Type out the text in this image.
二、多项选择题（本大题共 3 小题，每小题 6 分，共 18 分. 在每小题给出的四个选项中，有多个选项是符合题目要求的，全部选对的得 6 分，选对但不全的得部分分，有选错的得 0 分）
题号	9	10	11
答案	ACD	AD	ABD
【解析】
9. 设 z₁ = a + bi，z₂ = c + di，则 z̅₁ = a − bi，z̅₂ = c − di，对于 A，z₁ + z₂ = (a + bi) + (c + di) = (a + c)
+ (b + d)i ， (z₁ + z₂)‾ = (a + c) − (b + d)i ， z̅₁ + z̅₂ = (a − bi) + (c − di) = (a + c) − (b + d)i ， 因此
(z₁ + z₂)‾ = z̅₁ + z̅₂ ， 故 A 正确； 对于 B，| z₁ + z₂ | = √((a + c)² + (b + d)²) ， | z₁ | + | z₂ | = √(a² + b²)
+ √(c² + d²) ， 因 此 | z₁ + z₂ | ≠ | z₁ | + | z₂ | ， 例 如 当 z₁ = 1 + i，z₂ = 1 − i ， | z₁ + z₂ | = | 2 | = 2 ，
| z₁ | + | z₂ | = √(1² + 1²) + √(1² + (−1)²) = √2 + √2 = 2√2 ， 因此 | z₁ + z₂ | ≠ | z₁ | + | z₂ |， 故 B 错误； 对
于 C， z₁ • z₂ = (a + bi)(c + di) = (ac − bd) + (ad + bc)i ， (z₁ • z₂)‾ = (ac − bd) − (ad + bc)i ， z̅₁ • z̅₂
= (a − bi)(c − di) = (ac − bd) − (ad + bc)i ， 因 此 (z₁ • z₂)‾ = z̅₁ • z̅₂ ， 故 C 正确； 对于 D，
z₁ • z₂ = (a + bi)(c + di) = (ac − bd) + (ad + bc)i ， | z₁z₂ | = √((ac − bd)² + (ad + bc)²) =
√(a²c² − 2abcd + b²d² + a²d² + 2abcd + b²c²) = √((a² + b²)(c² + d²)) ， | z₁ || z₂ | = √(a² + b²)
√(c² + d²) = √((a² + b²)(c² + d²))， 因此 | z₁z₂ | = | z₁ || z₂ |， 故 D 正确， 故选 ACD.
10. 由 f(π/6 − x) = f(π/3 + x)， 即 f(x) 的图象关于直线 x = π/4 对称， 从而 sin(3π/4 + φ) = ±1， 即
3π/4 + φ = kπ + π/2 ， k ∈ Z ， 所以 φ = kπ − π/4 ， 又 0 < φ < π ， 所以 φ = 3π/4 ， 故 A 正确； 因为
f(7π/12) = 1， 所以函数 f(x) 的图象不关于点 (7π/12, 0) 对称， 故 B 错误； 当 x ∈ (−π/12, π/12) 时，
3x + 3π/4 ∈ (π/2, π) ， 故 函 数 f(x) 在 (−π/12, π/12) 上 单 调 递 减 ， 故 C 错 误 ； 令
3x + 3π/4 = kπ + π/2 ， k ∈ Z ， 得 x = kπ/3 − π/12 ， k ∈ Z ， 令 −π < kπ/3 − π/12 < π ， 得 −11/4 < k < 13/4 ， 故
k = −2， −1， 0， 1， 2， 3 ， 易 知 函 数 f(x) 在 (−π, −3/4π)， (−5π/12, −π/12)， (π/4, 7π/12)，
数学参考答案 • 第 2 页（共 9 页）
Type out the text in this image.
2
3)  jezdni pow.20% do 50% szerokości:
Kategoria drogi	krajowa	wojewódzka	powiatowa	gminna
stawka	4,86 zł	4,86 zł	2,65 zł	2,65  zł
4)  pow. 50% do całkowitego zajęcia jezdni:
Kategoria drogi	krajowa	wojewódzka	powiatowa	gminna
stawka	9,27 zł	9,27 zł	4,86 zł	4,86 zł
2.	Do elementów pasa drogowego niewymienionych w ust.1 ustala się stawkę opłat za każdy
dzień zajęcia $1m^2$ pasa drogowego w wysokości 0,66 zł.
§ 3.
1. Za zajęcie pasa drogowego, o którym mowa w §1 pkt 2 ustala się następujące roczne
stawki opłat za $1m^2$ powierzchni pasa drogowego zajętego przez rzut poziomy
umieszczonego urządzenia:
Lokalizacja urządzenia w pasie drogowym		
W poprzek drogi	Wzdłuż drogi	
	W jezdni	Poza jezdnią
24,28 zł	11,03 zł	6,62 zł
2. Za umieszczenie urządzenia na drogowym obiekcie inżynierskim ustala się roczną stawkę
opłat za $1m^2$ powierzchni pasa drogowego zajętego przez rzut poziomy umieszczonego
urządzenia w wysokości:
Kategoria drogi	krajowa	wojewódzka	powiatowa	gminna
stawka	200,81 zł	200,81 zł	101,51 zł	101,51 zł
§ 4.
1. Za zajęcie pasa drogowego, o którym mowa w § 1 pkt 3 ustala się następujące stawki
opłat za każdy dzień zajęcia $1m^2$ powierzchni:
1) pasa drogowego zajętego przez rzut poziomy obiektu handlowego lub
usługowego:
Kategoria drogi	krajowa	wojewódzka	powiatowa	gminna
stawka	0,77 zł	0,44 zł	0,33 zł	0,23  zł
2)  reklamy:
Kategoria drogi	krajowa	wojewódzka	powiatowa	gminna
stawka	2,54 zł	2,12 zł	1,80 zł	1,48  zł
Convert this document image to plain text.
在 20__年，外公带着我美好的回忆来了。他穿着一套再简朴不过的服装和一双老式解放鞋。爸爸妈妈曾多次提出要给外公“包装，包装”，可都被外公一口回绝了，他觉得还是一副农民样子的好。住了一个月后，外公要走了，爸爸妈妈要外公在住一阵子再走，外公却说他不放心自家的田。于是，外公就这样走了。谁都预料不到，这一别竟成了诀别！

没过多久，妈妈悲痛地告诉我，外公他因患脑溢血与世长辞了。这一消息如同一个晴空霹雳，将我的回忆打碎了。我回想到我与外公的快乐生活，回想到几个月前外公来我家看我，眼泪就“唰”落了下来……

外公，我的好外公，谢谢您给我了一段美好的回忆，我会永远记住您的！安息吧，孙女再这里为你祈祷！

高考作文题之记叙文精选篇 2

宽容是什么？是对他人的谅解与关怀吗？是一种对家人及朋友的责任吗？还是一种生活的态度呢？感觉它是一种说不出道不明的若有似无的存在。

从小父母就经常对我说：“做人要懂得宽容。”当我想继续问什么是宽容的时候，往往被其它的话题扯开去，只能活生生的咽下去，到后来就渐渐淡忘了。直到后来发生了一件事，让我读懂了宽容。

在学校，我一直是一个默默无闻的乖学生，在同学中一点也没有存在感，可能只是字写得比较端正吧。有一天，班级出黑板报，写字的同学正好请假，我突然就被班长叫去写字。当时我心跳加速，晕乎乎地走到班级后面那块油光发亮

▶ [Instructions to follow] Show each line of the listing that holds the string "stawka".

▶ [Response to this exercise]
stawka	4,86 zł	4,86 zł	2,65 zł	2,65  zł
stawka	9,27 zł	9,27 zł	4,86 zł	4,86 zł
stawka	200,81 zł	200,81 zł	101,51 zł	101,51 zł
stawka	0,77 zł	0,44 zł	0,33 zł	0,23  zł
stawka	2,54 zł	2,12 zł	1,80 zł	1,48  zł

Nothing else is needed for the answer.